■ SET TASK ■
Copy out every line exactly as given.
================
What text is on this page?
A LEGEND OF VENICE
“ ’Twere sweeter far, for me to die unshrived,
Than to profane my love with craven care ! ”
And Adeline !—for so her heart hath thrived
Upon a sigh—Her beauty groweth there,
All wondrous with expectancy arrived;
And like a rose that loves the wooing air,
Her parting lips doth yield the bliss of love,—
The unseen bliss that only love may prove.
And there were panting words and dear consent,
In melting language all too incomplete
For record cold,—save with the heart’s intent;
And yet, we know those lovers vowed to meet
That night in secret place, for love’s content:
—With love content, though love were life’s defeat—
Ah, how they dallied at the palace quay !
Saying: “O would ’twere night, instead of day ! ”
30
================
■ REPLY TO THE EXERCISE ■
What text is on this page?
A LEGEND OF VENICE
“ ’Twere sweeter far, for me to die unshrived,
Than to profane my love with craven care ! ”
And Adeline !—for so her heart hath thrived
Upon a sigh—Her beauty groweth there,
All wondrous with expectancy arrived;
And like a rose that loves the wooing air,
Her parting lips doth yield the bliss of love,—
The unseen bliss that only love may prove.
And there were panting words and dear consent,
In melting language all too incomplete
For record cold,—save with the heart’s intent;
And yet, we know those lovers vowed to meet
That night in secret place, for love’s content:
—With love content, though love were life’s defeat—
Ah, how they dallied at the palace quay !
Saying: “O would ’twere night, instead of day ! ”
30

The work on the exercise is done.